___ STORED RECORDS

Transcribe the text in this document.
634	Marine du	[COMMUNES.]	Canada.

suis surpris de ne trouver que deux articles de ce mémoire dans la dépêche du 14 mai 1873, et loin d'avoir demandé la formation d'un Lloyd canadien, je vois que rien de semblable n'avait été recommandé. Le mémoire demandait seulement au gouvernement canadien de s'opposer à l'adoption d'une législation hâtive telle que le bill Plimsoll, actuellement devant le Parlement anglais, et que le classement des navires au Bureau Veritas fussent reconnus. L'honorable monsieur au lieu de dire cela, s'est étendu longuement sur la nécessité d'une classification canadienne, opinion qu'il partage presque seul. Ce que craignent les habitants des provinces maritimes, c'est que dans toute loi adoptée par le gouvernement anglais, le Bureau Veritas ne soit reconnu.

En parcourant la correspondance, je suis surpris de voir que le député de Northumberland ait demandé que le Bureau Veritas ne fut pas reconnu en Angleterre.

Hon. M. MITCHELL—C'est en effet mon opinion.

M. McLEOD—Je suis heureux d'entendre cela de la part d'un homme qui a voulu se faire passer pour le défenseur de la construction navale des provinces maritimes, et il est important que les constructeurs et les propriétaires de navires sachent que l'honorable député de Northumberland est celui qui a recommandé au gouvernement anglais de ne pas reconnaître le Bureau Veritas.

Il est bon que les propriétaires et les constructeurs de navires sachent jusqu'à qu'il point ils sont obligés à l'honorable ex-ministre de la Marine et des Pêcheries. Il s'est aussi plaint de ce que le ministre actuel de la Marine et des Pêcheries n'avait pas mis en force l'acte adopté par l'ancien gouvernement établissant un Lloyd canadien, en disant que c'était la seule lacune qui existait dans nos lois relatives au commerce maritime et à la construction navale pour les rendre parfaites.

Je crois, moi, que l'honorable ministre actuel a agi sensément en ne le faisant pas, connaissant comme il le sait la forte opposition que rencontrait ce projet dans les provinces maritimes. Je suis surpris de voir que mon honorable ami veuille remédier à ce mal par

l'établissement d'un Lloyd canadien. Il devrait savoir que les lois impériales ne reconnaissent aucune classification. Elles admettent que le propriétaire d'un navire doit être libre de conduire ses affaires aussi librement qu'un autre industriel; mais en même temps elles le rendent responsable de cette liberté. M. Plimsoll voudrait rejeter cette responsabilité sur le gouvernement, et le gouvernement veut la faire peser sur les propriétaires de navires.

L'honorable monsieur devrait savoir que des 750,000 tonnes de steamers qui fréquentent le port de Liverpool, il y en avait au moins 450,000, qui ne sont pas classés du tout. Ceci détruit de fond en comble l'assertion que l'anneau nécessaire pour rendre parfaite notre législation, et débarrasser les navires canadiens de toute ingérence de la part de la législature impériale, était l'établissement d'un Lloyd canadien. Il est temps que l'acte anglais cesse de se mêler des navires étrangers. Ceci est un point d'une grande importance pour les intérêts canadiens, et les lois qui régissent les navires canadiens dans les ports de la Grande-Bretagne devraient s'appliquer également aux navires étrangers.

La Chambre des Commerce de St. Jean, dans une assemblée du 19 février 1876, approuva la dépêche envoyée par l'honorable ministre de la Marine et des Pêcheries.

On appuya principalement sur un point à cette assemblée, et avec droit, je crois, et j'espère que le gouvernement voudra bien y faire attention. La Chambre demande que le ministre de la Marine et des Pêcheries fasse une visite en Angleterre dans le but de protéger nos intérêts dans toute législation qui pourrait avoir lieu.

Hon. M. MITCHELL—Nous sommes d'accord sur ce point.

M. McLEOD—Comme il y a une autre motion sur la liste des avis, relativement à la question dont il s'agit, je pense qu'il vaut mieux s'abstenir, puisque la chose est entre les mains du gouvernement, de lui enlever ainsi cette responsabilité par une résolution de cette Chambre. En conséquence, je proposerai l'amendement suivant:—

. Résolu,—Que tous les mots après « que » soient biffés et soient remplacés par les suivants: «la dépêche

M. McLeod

______

→ SET EXERCISE
All records above must be set down exactly, please.

→ EXERCISE ANSWER
Transcribe the text in this document.
634	Marine du	[COMMUNES.]	Canada.

suis surpris de ne trouver que deux articles de ce mémoire dans la dépêche du 14 mai 1873, et loin d'avoir demandé la formation d'un Lloyd canadien, je vois que rien de semblable n'avait été recommandé. Le mémoire demandait seulement au gouvernement canadien de s'opposer à l'adoption d'une législation hâtive telle que le bill Plimsoll, actuellement devant le Parlement anglais, et que le classement des navires au Bureau Veritas fussent reconnus. L'honorable monsieur au lieu de dire cela, s'est étendu longuement sur la nécessité d'une classification canadienne, opinion qu'il partage presque seul. Ce que craignent les habitants des provinces maritimes, c'est que dans toute loi adoptée par le gouvernement anglais, le Bureau Veritas ne soit reconnu.

En parcourant la correspondance, je suis surpris de voir que le député de Northumberland ait demandé que le Bureau Veritas ne fut pas reconnu en Angleterre.

Hon. M. MITCHELL—C'est en effet mon opinion.

M. McLEOD—Je suis heureux d'entendre cela de la part d'un homme qui a voulu se faire passer pour le défenseur de la construction navale des provinces maritimes, et il est important que les constructeurs et les propriétaires de navires sachent que l'honorable député de Northumberland est celui qui a recommandé au gouvernement anglais de ne pas reconnaître le Bureau Veritas.

Il est bon que les propriétaires et les constructeurs de navires sachent jusqu'à qu'il point ils sont obligés à l'honorable ex-ministre de la Marine et des Pêcheries. Il s'est aussi plaint de ce que le ministre actuel de la Marine et des Pêcheries n'avait pas mis en force l'acte adopté par l'ancien gouvernement établissant un Lloyd canadien, en disant que c'était la seule lacune qui existait dans nos lois relatives au commerce maritime et à la construction navale pour les rendre parfaites.

Je crois, moi, que l'honorable ministre actuel a agi sensément en ne le faisant pas, connaissant comme il le sait la forte opposition que rencontrait ce projet dans les provinces maritimes. Je suis surpris de voir que mon honorable ami veuille remédier à ce mal par

l'établissement d'un Lloyd canadien. Il devrait savoir que les lois impériales ne reconnaissent aucune classification. Elles admettent que le propriétaire d'un navire doit être libre de conduire ses affaires aussi librement qu'un autre industriel; mais en même temps elles le rendent responsable de cette liberté. M. Plimsoll voudrait rejeter cette responsabilité sur le gouvernement, et le gouvernement veut la faire peser sur les propriétaires de navires.

L'honorable monsieur devrait savoir que des 750,000 tonnes de steamers qui fréquentent le port de Liverpool, il y en avait au moins 450,000, qui ne sont pas classés du tout. Ceci détruit de fond en comble l'assertion que l'anneau nécessaire pour rendre parfaite notre législation, et débarrasser les navires canadiens de toute ingérence de la part de la législature impériale, était l'établissement d'un Lloyd canadien. Il est temps que l'acte anglais cesse de se mêler des navires étrangers. Ceci est un point d'une grande importance pour les intérêts canadiens, et les lois qui régissent les navires canadiens dans les ports de la Grande-Bretagne devraient s'appliquer également aux navires étrangers.

La Chambre des Commerce de St. Jean, dans une assemblée du 19 février 1876, approuva la dépêche envoyée par l'honorable ministre de la Marine et des Pêcheries.

On appuya principalement sur un point à cette assemblée, et avec droit, je crois, et j'espère que le gouvernement voudra bien y faire attention. La Chambre demande que le ministre de la Marine et des Pêcheries fasse une visite en Angleterre dans le but de protéger nos intérêts dans toute législation qui pourrait avoir lieu.

Hon. M. MITCHELL—Nous sommes d'accord sur ce point.

M. McLEOD—Comme il y a une autre motion sur la liste des avis, relativement à la question dont il s'agit, je pense qu'il vaut mieux s'abstenir, puisque la chose est entre les mains du gouvernement, de lui enlever ainsi cette responsabilité par une résolution de cette Chambre. En conséquence, je proposerai l'amendement suivant:—

. Résolu,—Que tous les mots après « que » soient biffés et soient remplacés par les suivants: «la dépêche

M. McLeod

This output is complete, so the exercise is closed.